* **What to work on**:
(A) Reproduce everything from "- PSI indicated" down to "the same issue." in the Philidor case summary.
(B) According to the Philidor case summary, how many victims did the government positively identify?
(C) Pick up the case summary of United States v. Alland Philidor after its last sentence and keep writing.

* **Passage**:
= = = =

United States v. Alland Philidor
717 F.3d 883
| 11th Cir. | 2013Background
- Alland Philidor and his brother Willman pled guilty to conspiracy to steal government funds and theft of government funds for submitting fraudulent tax returns using stolen SSNs.
- IRS refunds were issued to taxpayers listed by those SSNs and deposited into bank accounts controlled by the Philidors, affecting numerous victims.
- PSI indicated thousands of victims and recommended a six-level enhancement under § 2B1.1(b)(2)(C) for 250+ victims, though only 26 victims were positively identified by the government.
- Philidors objected to the 250+ victims finding, contending the government failed to prove 250 actual living victims by a preponderance.
- District Court overruled the objection and applied the 250+ victims enhancement; Philidors appealed together raising the same issue.
- Court upheld the enhancement, holding the district court did not clearly err and could infer victim status from legitimate inferences about SSN verification and refunds.

= = = =

* **Stored dataset items**:

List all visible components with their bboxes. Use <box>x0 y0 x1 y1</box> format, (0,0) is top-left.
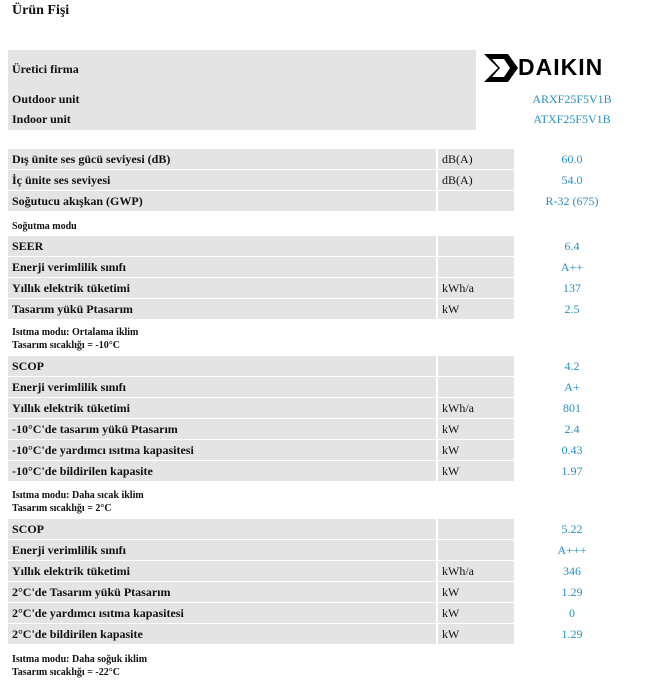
row-value: 0 <box>569 606 575 620</box>
table-row <box>8 519 624 539</box>
row-unit <box>438 191 514 211</box>
table-row <box>8 561 624 581</box>
heating-warm-title: Isıtma modu: Daha sıcak iklim <box>12 490 144 501</box>
row-label: Yıllık elektrik tüketimi <box>8 561 436 581</box>
row-value: A++ <box>560 260 584 274</box>
row-unit: kWh/a <box>438 278 514 298</box>
row-unit: kWh/a <box>438 398 514 418</box>
table-row <box>8 624 624 644</box>
row-value: A+ <box>564 380 580 394</box>
row-unit: dB(A) <box>438 170 514 190</box>
table-row <box>8 603 624 623</box>
table-row <box>8 170 624 190</box>
daikin-logo-mark-icon <box>484 52 520 84</box>
row-label: İç ünite ses seviyesi <box>8 170 436 190</box>
row-value: 6.4 <box>564 239 580 253</box>
row-unit: kW <box>438 461 514 481</box>
row-unit: kW <box>438 624 514 644</box>
row-label: Soğutucu akışkan (GWP) <box>8 191 436 211</box>
row-unit: kW <box>438 440 514 460</box>
page-title: Ürün Fişi <box>12 3 70 18</box>
row-unit: kW <box>438 299 514 319</box>
row-label: Enerji verimlilik sınıfı <box>8 377 436 397</box>
row-label: Yıllık elektrik tüketimi <box>8 398 436 418</box>
daikin-logo <box>482 52 640 84</box>
row-label: Enerji verimlilik sınıfı <box>8 540 436 560</box>
row-value: 1.97 <box>561 464 583 478</box>
heating-warm-subtitle: Tasarım sıcaklığı = 2°C <box>12 503 112 514</box>
table-row <box>8 257 624 277</box>
row-label: Yıllık elektrik tüketimi <box>8 278 436 298</box>
brand-name: DAIKIN <box>518 54 604 80</box>
heating-cold-title: Isıtma modu: Daha soğuk iklim <box>12 654 148 665</box>
row-unit <box>438 540 514 560</box>
row-value: 4.2 <box>564 359 580 373</box>
table-row <box>8 356 624 376</box>
row-label: -10°C'de tasarım yükü Ptasarım <box>8 419 436 439</box>
outdoor-unit-label: Outdoor unit <box>12 92 80 106</box>
row-label: SCOP <box>8 519 436 539</box>
row-unit <box>438 356 514 376</box>
indoor-unit-label: Indoor unit <box>12 112 71 126</box>
row-unit <box>438 257 514 277</box>
table-row <box>8 236 624 256</box>
table-row <box>8 440 624 460</box>
row-value: 2.5 <box>564 302 580 316</box>
row-unit: kW <box>438 419 514 439</box>
row-value: 2.4 <box>564 422 580 436</box>
row-unit: kW <box>438 582 514 602</box>
outdoor-unit-value: ARXF25F5V1B <box>532 92 612 106</box>
row-value: A+++ <box>557 543 587 557</box>
row-unit <box>438 519 514 539</box>
row-label: 2°C'de yardımcı ısıtma kapasitesi <box>8 603 436 623</box>
table-row <box>8 149 624 169</box>
heating-avg-title: Isıtma modu: Ortalama iklim <box>12 327 139 338</box>
row-unit: dB(A) <box>438 149 514 169</box>
row-value: 5.22 <box>561 522 583 536</box>
row-label: SCOP <box>8 356 436 376</box>
row-value: 60.0 <box>561 152 583 166</box>
row-value: 1.29 <box>561 627 583 641</box>
heating-cold-subtitle: Tasarım sıcaklığı = -22°C <box>12 667 120 678</box>
row-value: 137 <box>563 281 581 295</box>
cooling-section-title: Soğutma modu <box>12 221 77 232</box>
row-value: 0.43 <box>561 443 583 457</box>
row-label: Dış ünite ses gücü seviyesi (dB) <box>8 149 436 169</box>
row-label: 2°C'de bildirilen kapasite <box>8 624 436 644</box>
row-unit: kW <box>438 603 514 623</box>
row-label: -10°C'de bildirilen kapasite <box>8 461 436 481</box>
row-value: 54.0 <box>561 173 583 187</box>
row-unit <box>438 377 514 397</box>
table-row <box>8 299 624 319</box>
row-label: Tasarım yükü Ptasarım <box>8 299 436 319</box>
table-row <box>8 377 624 397</box>
row-value: 346 <box>563 564 581 578</box>
row-value: R-32 (675) <box>545 194 599 208</box>
row-unit <box>438 236 514 256</box>
row-unit: kWh/a <box>438 561 514 581</box>
table-row <box>8 398 624 418</box>
table-row <box>8 540 624 560</box>
manufacturer-label: Üretici firma <box>12 62 79 76</box>
heating-avg-subtitle: Tasarım sıcaklığı = -10°C <box>12 340 120 351</box>
row-value: 1.29 <box>561 585 583 599</box>
table-row <box>8 461 624 481</box>
table-row <box>8 278 624 298</box>
row-label: -10°C'de yardımcı ısıtma kapasitesi <box>8 440 436 460</box>
table-row <box>8 419 624 439</box>
table-row <box>8 191 624 211</box>
table-row <box>8 582 624 602</box>
row-value: 801 <box>563 401 581 415</box>
row-label: SEER <box>8 236 436 256</box>
row-label: 2°C'de Tasarım yükü Ptasarım <box>8 582 436 602</box>
indoor-unit-value: ATXF25F5V1B <box>533 112 611 126</box>
row-label: Enerji verimlilik sınıfı <box>8 257 436 277</box>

= = = =

* **Answers given**:
(A)
- PSI indicated thousands of victims and recommended a six-level enhancement under § 2B1.1(b)(2)(C) for 250+ victims, though only 26 victims were positively identified by the government.
- Philidors objected to the 250+ victims finding, contending the government failed to prove 250 actual living victims by a preponderance.
- District Court overruled the objection and applied the 250+ victims enhancement; Philidors appealed together raising the same issue.

(B) 26 victims.

(C)
Issues
| Issue | Plaintiff's Argument | Defendant's Argument | Held |
|---|---|---|---|
| Whether 250 victims were shown by a preponderance | Philidors argued 250 living victims not proven. | Philidors (defense) argued the government failed to prove 250 actual victims. | District court finding not clearly erroneous; upheld 250+ victims enhancement. |
Key Cases Cited
- Gupta v. United States, 572 F.3d 878 (11th Cir. 2009) (standard for reviewing district court factual findings; preponderance burdens when challenged)
- Bennett v. United States, 472 F.3d 825 (11th Cir. 2006) (district court can rely on undisputed PSI facts in sentencing)
- Chavez v. United States, 584 F.3d 1354 (11th Cir. 2009) (court may infer identity verification from ordinary experience)
- Doe v. United States, 661 F.3d 550 (11th Cir. 2011) (government verification of identity; common-sense inference)
- Gomez-Castro v. United States, 605 F.3d 1245 (11th Cir. 2010) (government verifies identifying information; no special proof required)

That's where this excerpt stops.